• [Input data]

--------

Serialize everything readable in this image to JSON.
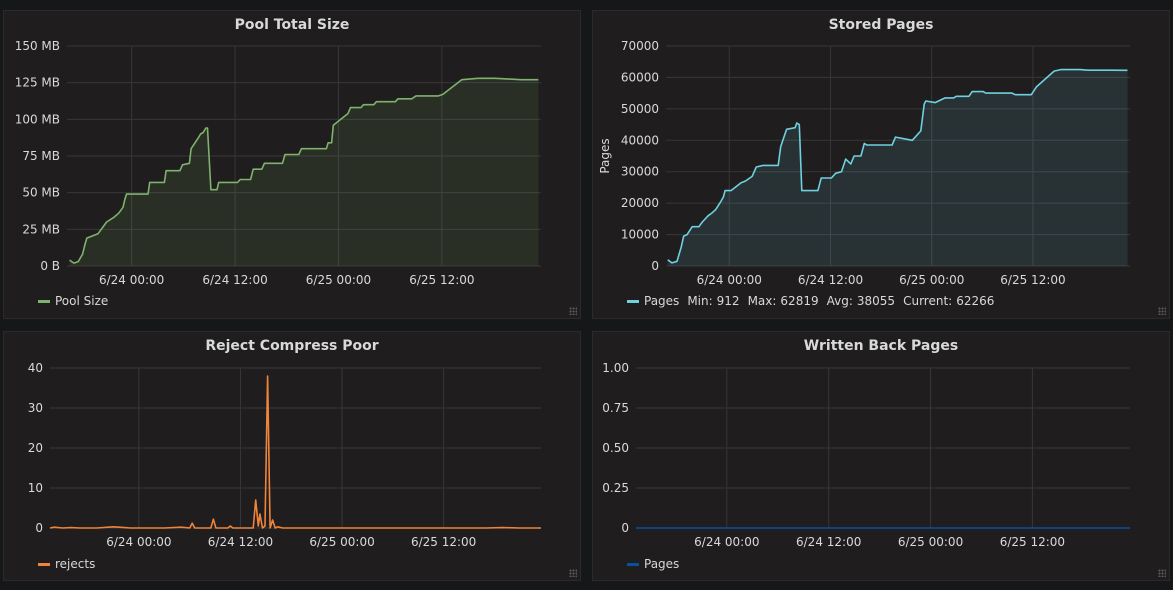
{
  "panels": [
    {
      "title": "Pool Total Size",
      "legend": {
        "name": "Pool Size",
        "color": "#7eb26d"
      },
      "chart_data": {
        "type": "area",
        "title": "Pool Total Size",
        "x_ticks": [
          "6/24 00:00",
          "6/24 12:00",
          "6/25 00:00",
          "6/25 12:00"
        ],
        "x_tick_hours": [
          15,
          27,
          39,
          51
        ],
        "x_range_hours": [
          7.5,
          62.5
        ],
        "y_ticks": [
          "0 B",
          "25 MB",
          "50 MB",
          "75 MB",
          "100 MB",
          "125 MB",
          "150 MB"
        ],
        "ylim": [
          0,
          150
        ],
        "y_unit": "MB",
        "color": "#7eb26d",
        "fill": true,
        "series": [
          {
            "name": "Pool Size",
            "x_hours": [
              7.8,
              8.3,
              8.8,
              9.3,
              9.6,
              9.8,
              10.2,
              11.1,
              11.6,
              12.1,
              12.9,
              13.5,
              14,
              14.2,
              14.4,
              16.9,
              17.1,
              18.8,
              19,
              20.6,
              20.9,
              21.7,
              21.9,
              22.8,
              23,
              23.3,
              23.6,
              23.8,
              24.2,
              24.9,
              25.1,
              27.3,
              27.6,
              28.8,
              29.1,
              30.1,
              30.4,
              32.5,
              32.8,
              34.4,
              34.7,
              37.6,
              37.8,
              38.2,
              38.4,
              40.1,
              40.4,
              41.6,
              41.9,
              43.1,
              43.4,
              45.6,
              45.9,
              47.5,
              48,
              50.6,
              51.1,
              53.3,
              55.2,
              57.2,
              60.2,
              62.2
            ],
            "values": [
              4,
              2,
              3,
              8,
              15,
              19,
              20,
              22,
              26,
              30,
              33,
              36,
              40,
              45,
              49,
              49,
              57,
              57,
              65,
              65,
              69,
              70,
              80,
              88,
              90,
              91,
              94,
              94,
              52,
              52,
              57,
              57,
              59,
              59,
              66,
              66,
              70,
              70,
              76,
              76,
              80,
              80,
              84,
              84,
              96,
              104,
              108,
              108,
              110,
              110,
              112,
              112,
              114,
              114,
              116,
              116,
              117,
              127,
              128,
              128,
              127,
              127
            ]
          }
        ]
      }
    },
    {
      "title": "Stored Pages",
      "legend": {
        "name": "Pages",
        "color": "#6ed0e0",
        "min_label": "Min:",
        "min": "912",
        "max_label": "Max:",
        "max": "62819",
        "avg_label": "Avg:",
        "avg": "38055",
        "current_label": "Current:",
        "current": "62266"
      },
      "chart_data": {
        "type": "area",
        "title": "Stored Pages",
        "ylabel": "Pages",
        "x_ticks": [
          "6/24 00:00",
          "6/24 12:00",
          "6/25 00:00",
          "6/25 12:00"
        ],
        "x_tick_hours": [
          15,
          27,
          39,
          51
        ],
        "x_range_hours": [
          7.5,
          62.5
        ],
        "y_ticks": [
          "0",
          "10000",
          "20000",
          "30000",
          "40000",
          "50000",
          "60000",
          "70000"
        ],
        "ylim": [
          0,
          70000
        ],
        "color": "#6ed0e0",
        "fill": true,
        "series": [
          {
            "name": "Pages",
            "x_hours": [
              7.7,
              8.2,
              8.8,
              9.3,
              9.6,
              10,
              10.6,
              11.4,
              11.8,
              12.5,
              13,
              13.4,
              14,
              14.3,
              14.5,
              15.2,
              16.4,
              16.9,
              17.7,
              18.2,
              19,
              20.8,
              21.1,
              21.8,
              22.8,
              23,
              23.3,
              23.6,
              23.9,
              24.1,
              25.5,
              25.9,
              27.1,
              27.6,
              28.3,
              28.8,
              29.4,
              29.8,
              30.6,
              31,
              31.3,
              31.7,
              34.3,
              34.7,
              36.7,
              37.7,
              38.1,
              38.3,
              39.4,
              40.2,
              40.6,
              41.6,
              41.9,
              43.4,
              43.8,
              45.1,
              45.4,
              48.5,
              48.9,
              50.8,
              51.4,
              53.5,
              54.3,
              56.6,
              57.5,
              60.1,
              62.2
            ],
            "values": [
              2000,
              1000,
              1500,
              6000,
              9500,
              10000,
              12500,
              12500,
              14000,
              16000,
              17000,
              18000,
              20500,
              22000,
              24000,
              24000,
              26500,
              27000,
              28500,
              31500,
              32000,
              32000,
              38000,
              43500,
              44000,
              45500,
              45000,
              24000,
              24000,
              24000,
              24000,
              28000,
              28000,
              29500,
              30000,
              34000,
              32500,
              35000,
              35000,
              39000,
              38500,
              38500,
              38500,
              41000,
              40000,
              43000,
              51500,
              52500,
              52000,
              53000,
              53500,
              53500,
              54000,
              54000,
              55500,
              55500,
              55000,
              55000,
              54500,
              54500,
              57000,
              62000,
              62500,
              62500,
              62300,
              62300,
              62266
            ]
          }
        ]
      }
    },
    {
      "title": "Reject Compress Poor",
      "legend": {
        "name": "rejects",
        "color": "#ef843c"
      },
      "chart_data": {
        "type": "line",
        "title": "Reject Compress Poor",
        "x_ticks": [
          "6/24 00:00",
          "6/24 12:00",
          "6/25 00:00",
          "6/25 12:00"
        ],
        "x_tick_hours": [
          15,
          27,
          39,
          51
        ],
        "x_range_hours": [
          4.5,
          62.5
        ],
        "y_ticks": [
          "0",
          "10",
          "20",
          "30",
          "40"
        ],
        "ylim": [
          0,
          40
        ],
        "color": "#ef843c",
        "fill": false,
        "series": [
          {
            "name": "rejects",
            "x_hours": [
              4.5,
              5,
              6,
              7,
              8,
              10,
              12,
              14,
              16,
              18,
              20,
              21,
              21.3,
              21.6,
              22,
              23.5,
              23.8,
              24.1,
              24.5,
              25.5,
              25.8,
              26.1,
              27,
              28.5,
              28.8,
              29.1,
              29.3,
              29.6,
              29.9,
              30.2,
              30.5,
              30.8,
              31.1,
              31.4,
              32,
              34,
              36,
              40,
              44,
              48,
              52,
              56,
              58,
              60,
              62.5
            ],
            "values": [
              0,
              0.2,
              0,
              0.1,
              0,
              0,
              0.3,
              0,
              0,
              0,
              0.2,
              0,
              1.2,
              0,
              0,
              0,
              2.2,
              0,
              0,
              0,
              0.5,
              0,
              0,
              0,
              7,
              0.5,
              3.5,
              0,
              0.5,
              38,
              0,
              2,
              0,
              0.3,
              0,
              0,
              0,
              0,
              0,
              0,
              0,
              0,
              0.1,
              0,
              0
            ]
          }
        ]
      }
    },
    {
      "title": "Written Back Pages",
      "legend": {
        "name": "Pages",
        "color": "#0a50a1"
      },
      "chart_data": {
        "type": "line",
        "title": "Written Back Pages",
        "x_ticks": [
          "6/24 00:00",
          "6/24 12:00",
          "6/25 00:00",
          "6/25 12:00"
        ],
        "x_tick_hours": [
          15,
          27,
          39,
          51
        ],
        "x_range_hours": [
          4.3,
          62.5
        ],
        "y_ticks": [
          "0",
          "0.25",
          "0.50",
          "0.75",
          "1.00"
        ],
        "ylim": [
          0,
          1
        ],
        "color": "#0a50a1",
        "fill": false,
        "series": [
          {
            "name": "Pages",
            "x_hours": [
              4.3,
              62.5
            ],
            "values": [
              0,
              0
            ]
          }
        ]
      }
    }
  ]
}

--------

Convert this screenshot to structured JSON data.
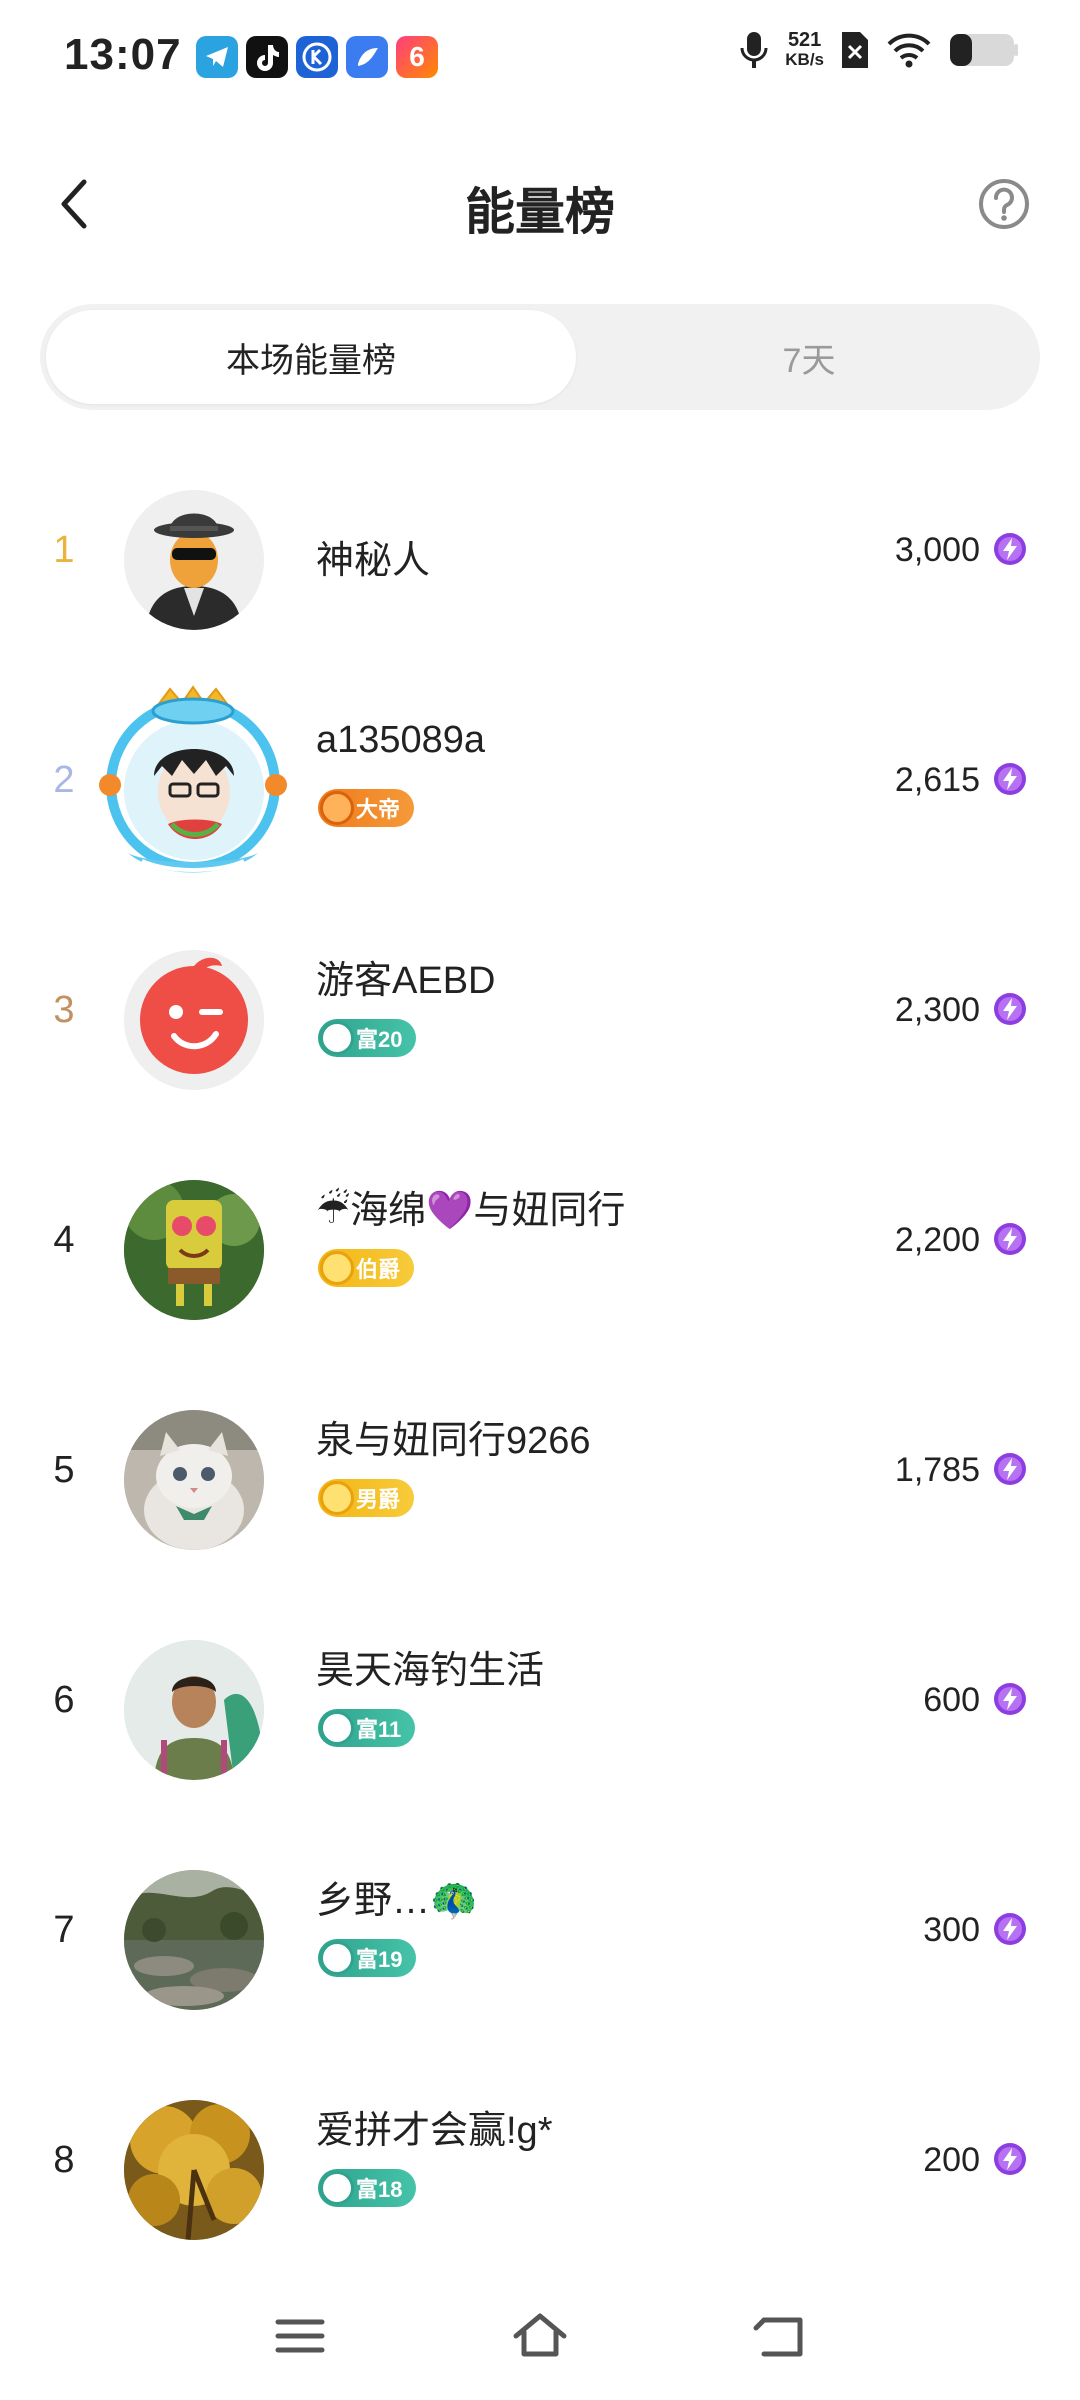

--------

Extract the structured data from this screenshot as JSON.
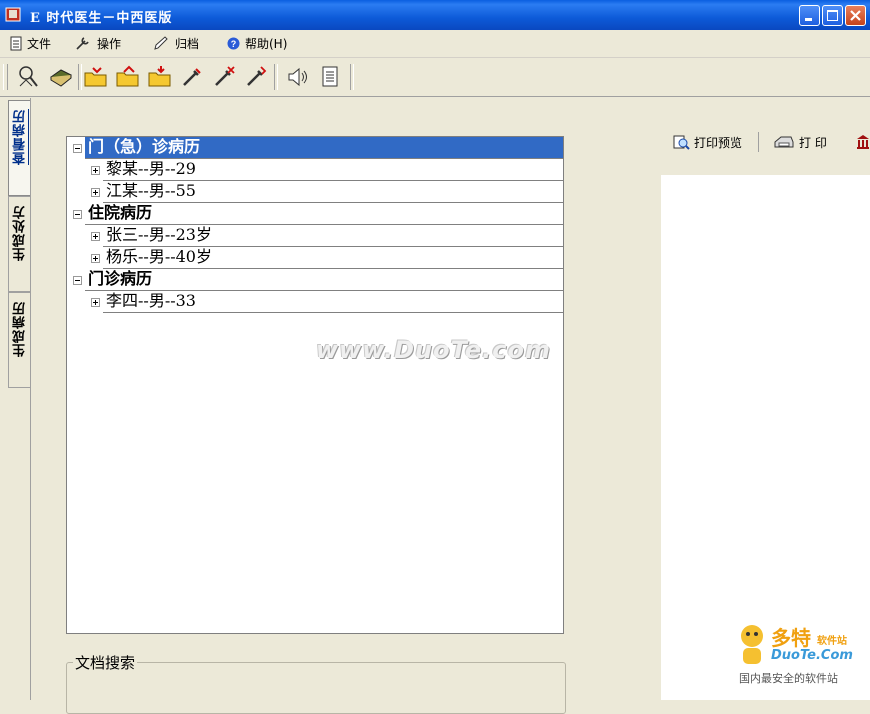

--------

• [Short task]
Report all lines of the material that contain the word "screenshot".

• [Reply to the task]
Convert this screenshot to structured JSON data.
Extract the structured data from this screenshot as JSON.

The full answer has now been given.